Dataset entries >>
--- BEGIN ---
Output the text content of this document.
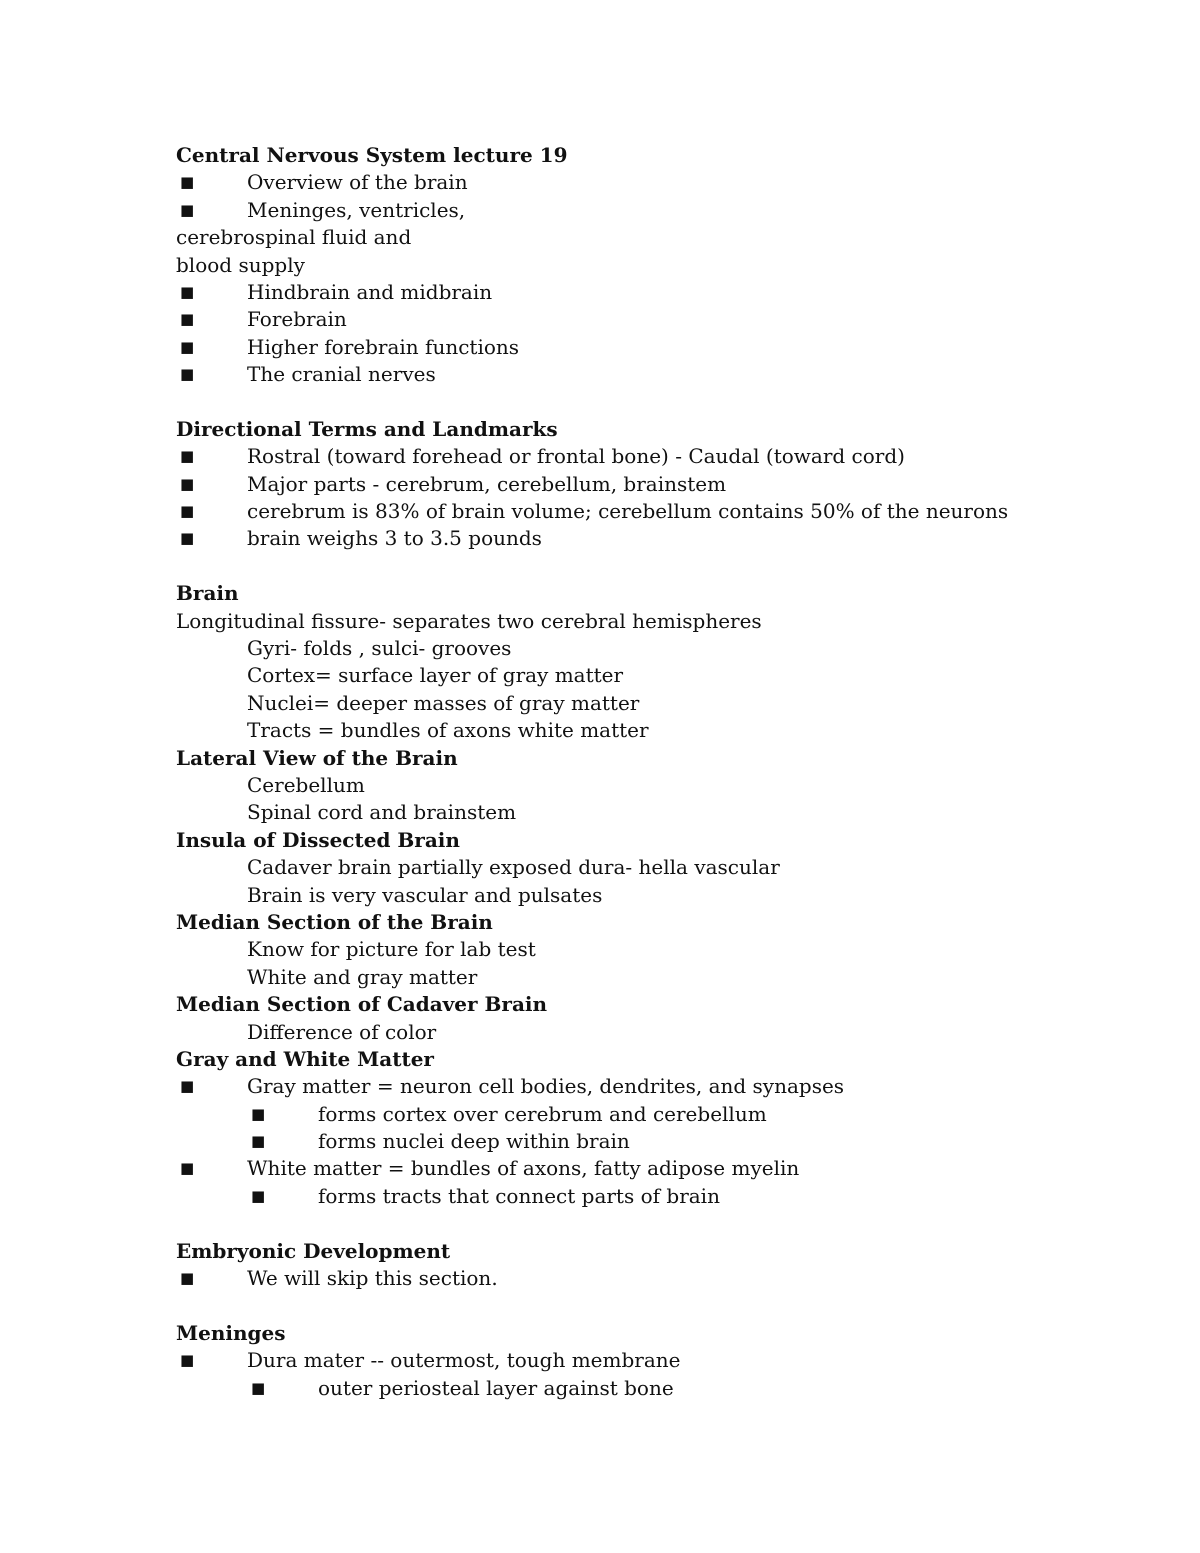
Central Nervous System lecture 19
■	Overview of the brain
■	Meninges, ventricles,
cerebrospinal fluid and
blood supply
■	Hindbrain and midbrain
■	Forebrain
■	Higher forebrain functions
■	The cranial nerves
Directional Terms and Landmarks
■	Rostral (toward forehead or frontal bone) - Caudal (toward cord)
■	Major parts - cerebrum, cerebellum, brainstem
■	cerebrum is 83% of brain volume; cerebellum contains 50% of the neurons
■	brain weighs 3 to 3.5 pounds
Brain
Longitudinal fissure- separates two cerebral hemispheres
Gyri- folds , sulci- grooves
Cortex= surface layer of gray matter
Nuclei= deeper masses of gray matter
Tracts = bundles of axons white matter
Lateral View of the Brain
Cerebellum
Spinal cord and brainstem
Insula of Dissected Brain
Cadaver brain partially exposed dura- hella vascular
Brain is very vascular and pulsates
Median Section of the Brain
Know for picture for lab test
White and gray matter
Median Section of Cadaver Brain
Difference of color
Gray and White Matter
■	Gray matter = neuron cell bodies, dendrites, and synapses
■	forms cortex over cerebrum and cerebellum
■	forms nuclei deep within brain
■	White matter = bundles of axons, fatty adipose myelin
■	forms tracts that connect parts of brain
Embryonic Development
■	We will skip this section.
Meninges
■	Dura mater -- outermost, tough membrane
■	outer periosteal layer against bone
--- END ---
PROBLEM DESCRIPTION >> Collect every line with the string "parts" from the records, and copy each.

SOLUTION TO THE EXERCISE >>
■	Major parts - cerebrum, cerebellum, brainstem
■	forms tracts that connect parts of brain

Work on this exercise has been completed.